┌─ Data supplied
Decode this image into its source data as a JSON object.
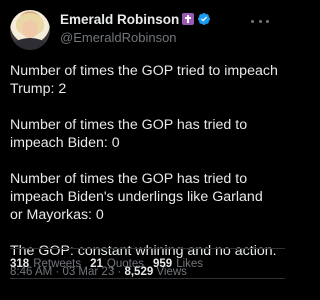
{
  "author": {
    "display_name": "Emerald Robinson",
    "handle": "@EmeraldRobinson",
    "badge_color": "#9b59b6",
    "verified_color": "#1d9bf0"
  },
  "tweet": {
    "paragraphs": [
      "Number of times the GOP tried to impeach Trump: 2",
      "Number of times the GOP has tried to impeach Biden: 0",
      "Number of times the GOP has tried to impeach Biden's underlings like Garland or Mayorkas: 0",
      "The GOP: constant whining and no action."
    ],
    "time": "8:46 AM",
    "date": "03 Mar 23",
    "separator": "·",
    "views_count": "8,529",
    "views_label": "Views"
  },
  "stats": {
    "retweets_count": "318",
    "retweets_label": "Retweets",
    "quotes_count": "21",
    "quotes_label": "Quotes",
    "likes_count": "959",
    "likes_label": "Likes"
  },
  "colors": {
    "background": "#000000",
    "text": "#e7e9ea",
    "muted": "#71767b",
    "divider": "#2f3336"
  }
}
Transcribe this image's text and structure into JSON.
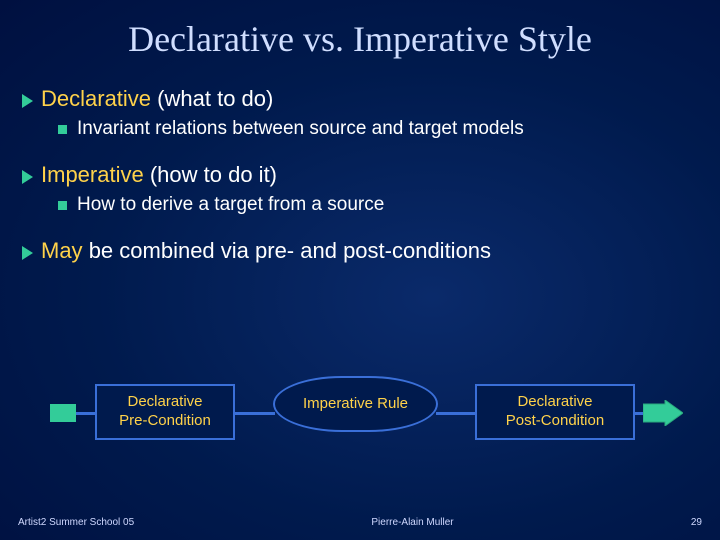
{
  "title": "Declarative vs. Imperative Style",
  "bullets": {
    "declarative": {
      "label": "Declarative",
      "paren": "(what to do)"
    },
    "declarative_sub": "Invariant relations between source and target models",
    "imperative": {
      "label": "Imperative",
      "paren": "(how to do it)"
    },
    "imperative_sub": "How to derive a target from a source",
    "may": {
      "label": "May",
      "rest": "be combined via pre- and post-conditions"
    }
  },
  "diagram": {
    "box1": "Declarative\nPre-Condition",
    "box2": "Imperative Rule",
    "box3": "Declarative\nPost-Condition"
  },
  "footer": {
    "left": "Artist2 Summer School 05",
    "center": "Pierre-Alain Muller",
    "right": "29"
  }
}
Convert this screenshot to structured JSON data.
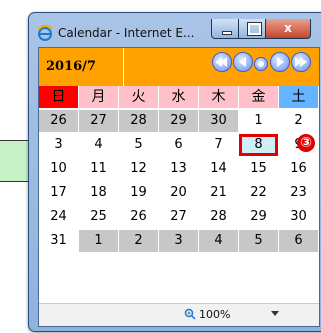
{
  "window": {
    "title": "Calendar - Internet E...",
    "close_label": "x"
  },
  "calendar": {
    "year_month": "2016/7",
    "weekdays": [
      "日",
      "月",
      "火",
      "水",
      "木",
      "金",
      "土"
    ],
    "weeks": [
      [
        "26",
        "27",
        "28",
        "29",
        "30",
        "1",
        "2"
      ],
      [
        "3",
        "4",
        "5",
        "6",
        "7",
        "8",
        "9"
      ],
      [
        "10",
        "11",
        "12",
        "13",
        "14",
        "15",
        "16"
      ],
      [
        "17",
        "18",
        "19",
        "20",
        "21",
        "22",
        "23"
      ],
      [
        "24",
        "25",
        "26",
        "27",
        "28",
        "29",
        "30"
      ],
      [
        "31",
        "1",
        "2",
        "3",
        "4",
        "5",
        "6"
      ]
    ],
    "selected_day": "8",
    "annotation_number": "③"
  },
  "statusbar": {
    "zoom": "100%"
  },
  "colors": {
    "header": "#ffa200",
    "sunday": "#ff0000",
    "saturday": "#66b3ff",
    "weekday": "#ffc0cb",
    "other_month": "#c7c7c7",
    "today_border": "#e00000"
  },
  "icons": [
    "ie-icon",
    "minimize-icon",
    "maximize-icon",
    "close-icon",
    "nav-first-icon",
    "nav-prev-icon",
    "nav-today-icon",
    "nav-next-icon",
    "nav-last-icon",
    "zoom-icon",
    "dropdown-caret-icon"
  ]
}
└─
### [Directions]
Give the entries again word for word, but skip the pictures.

### [Solution to this task]
Decode this image into its source data as a JSON object.
{
  "author": {
    "display_name": "Emerald Robinson",
    "handle": "@EmeraldRobinson",
    "badge_color": "#9b59b6",
    "verified_color": "#1d9bf0"
  },
  "tweet": {
    "paragraphs": [
      "Number of times the GOP tried to impeach Trump: 2",
      "Number of times the GOP has tried to impeach Biden: 0",
      "Number of times the GOP has tried to impeach Biden's underlings like Garland or Mayorkas: 0",
      "The GOP: constant whining and no action."
    ],
    "time": "8:46 AM",
    "date": "03 Mar 23",
    "separator": "·",
    "views_count": "8,529",
    "views_label": "Views"
  },
  "stats": {
    "retweets_count": "318",
    "retweets_label": "Retweets",
    "quotes_count": "21",
    "quotes_label": "Quotes",
    "likes_count": "959",
    "likes_label": "Likes"
  },
  "colors": {
    "background": "#000000",
    "text": "#e7e9ea",
    "muted": "#71767b",
    "divider": "#2f3336"
  }
}
Transcribe this image's text and structure into JSON.
{
  "title": "Declarative vs. Imperative Style",
  "bullets": {
    "declarative": {
      "label": "Declarative",
      "paren": "(what to do)"
    },
    "declarative_sub": "Invariant relations between source and target models",
    "imperative": {
      "label": "Imperative",
      "paren": "(how to do it)"
    },
    "imperative_sub": "How to derive a target from a source",
    "may": {
      "label": "May",
      "rest": "be combined via pre- and post-conditions"
    }
  },
  "diagram": {
    "box1": "Declarative\nPre-Condition",
    "box2": "Imperative Rule",
    "box3": "Declarative\nPost-Condition"
  },
  "footer": {
    "left": "Artist2 Summer School 05",
    "center": "Pierre-Alain Muller",
    "right": "29"
  }
}
Convert this screenshot to structured JSON data.
{
  "window": {
    "title": "Calendar - Internet E...",
    "close_label": "x"
  },
  "calendar": {
    "year_month": "2016/7",
    "weekdays": [
      "日",
      "月",
      "火",
      "水",
      "木",
      "金",
      "土"
    ],
    "weeks": [
      [
        "26",
        "27",
        "28",
        "29",
        "30",
        "1",
        "2"
      ],
      [
        "3",
        "4",
        "5",
        "6",
        "7",
        "8",
        "9"
      ],
      [
        "10",
        "11",
        "12",
        "13",
        "14",
        "15",
        "16"
      ],
      [
        "17",
        "18",
        "19",
        "20",
        "21",
        "22",
        "23"
      ],
      [
        "24",
        "25",
        "26",
        "27",
        "28",
        "29",
        "30"
      ],
      [
        "31",
        "1",
        "2",
        "3",
        "4",
        "5",
        "6"
      ]
    ],
    "selected_day": "8",
    "annotation_number": "③"
  },
  "statusbar": {
    "zoom": "100%"
  },
  "colors": {
    "header": "#ffa200",
    "sunday": "#ff0000",
    "saturday": "#66b3ff",
    "weekday": "#ffc0cb",
    "other_month": "#c7c7c7",
    "today_border": "#e00000"
  },
  "icons": [
    "ie-icon",
    "minimize-icon",
    "maximize-icon",
    "close-icon",
    "nav-first-icon",
    "nav-prev-icon",
    "nav-today-icon",
    "nav-next-icon",
    "nav-last-icon",
    "zoom-icon",
    "dropdown-caret-icon"
  ]
}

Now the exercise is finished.